(What to produce):
Pull every line that includes the word "Protein" out of the data below and copy it.

(Dataset rows of page text)
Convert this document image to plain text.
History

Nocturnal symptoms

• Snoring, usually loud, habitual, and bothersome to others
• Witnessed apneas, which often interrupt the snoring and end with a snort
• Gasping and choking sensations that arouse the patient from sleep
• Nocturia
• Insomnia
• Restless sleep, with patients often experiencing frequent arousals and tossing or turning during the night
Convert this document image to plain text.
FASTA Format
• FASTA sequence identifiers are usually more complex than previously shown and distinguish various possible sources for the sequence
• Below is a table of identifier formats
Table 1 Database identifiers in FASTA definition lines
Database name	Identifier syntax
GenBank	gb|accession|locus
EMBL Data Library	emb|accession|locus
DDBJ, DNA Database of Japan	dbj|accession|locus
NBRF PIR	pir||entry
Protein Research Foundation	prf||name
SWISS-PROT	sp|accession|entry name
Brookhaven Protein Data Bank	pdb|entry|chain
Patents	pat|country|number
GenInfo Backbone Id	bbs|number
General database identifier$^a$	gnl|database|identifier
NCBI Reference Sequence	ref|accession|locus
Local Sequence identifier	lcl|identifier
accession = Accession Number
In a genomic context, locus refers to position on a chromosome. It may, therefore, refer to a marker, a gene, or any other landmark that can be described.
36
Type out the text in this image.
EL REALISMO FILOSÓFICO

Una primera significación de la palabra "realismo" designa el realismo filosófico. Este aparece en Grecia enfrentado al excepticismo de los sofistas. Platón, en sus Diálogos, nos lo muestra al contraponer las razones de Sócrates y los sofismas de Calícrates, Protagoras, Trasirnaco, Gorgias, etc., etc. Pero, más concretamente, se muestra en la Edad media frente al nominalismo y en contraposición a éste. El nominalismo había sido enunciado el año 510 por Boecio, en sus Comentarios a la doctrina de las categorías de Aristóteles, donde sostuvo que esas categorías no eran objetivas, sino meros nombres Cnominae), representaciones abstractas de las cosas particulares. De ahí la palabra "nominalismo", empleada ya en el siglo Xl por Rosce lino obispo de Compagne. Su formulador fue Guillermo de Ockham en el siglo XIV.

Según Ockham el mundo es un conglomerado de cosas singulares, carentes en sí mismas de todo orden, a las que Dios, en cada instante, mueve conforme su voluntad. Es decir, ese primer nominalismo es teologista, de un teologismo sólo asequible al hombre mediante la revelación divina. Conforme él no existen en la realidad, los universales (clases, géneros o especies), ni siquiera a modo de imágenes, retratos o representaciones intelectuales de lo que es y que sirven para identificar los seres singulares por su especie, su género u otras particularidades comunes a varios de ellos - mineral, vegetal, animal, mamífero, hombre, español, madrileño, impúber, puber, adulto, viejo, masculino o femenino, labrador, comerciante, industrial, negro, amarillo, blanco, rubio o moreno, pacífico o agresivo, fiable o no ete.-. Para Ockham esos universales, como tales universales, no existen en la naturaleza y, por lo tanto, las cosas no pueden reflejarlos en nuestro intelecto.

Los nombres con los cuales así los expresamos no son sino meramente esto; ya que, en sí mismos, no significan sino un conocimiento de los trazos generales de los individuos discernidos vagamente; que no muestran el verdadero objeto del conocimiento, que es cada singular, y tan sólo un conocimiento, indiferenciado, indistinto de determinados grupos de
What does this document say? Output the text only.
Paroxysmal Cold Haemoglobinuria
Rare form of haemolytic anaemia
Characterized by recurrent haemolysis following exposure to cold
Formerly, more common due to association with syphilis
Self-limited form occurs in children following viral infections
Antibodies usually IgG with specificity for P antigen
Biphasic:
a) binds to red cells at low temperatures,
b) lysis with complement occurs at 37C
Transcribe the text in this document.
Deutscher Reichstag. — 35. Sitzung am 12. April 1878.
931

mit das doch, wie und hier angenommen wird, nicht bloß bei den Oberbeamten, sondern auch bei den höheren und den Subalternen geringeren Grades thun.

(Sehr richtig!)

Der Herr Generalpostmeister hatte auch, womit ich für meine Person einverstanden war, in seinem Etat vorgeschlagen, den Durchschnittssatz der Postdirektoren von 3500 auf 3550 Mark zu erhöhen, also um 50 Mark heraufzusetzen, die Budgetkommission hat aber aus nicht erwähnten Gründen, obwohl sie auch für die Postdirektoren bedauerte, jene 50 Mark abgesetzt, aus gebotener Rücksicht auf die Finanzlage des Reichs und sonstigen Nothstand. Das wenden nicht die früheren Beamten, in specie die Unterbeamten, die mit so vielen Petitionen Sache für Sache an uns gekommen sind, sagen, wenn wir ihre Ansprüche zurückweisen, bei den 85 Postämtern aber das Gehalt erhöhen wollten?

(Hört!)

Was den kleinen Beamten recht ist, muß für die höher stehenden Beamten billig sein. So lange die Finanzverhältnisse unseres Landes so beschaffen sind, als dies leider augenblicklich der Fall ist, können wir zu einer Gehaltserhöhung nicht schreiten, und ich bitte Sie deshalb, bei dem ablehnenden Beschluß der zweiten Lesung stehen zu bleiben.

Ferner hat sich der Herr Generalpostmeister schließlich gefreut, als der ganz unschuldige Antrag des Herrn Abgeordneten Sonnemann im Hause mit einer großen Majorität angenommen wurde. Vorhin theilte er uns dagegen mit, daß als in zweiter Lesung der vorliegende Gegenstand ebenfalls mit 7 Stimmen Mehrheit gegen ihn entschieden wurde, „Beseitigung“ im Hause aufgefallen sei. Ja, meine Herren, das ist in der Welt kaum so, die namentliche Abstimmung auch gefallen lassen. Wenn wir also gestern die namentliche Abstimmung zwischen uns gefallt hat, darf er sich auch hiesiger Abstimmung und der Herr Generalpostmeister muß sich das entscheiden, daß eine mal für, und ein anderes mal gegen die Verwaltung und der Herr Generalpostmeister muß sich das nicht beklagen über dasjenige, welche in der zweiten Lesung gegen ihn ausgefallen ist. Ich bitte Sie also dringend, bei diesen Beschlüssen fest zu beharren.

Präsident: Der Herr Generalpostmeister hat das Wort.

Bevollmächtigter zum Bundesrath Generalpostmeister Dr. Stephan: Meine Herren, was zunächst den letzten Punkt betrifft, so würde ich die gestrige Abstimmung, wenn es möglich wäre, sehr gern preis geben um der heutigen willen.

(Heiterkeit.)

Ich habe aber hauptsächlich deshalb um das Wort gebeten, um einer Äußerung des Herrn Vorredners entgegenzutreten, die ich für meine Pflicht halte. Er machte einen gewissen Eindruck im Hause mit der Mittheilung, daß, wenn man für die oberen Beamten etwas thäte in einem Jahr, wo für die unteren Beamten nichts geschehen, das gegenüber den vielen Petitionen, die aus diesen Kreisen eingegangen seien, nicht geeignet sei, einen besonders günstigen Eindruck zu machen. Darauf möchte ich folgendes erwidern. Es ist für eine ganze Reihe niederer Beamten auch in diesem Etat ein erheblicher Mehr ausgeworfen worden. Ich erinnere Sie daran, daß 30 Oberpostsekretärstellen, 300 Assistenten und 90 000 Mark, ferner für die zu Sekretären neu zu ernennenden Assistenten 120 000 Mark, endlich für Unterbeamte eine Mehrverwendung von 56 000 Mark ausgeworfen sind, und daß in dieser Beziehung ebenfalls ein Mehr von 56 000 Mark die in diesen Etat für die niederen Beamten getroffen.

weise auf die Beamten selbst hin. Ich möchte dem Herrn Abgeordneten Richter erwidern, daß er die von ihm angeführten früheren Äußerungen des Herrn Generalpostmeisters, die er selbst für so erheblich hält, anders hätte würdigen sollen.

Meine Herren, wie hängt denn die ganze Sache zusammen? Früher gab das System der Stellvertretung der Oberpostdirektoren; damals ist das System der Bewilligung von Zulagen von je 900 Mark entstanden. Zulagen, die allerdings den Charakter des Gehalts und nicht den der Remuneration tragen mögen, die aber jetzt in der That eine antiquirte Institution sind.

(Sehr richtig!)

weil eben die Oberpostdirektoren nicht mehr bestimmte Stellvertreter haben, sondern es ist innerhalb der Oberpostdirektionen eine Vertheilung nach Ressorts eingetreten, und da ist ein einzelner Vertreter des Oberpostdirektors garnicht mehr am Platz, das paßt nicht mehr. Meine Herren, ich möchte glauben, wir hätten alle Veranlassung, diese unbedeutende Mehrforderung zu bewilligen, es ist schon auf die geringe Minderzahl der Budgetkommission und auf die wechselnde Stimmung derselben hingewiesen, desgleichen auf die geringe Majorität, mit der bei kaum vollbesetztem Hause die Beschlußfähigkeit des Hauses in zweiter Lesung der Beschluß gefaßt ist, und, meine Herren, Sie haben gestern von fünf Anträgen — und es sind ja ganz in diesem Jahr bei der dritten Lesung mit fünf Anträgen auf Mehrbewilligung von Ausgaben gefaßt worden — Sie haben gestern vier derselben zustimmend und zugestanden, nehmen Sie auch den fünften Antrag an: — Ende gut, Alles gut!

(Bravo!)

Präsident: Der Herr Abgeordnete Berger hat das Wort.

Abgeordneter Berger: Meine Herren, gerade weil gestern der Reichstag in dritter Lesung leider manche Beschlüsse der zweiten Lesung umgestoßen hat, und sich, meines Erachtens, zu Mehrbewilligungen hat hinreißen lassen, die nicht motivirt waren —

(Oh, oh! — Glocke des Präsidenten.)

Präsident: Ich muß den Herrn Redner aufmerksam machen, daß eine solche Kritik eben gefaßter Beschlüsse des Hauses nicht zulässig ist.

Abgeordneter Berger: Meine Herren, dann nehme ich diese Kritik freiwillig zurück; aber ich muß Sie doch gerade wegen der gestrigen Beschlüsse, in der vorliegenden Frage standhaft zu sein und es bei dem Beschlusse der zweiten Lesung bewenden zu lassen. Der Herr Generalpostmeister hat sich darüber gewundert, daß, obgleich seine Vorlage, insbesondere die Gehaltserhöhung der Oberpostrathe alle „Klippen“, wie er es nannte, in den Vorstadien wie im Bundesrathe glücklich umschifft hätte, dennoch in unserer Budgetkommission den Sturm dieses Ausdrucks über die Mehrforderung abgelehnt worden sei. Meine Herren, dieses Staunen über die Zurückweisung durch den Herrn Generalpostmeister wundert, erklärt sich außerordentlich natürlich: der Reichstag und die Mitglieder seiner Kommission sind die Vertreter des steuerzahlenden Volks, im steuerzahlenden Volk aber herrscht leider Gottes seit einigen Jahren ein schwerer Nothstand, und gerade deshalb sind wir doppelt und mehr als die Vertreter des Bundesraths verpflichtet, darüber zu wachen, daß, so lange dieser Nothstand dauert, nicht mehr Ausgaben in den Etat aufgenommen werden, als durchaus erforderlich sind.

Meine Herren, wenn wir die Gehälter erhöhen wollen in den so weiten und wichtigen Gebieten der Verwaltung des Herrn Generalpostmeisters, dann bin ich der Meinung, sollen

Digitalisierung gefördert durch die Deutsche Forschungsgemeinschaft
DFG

(Answer for this exercise):
Protein Research Foundation	prf||name
Brookhaven Protein Data Bank	pdb|entry|chain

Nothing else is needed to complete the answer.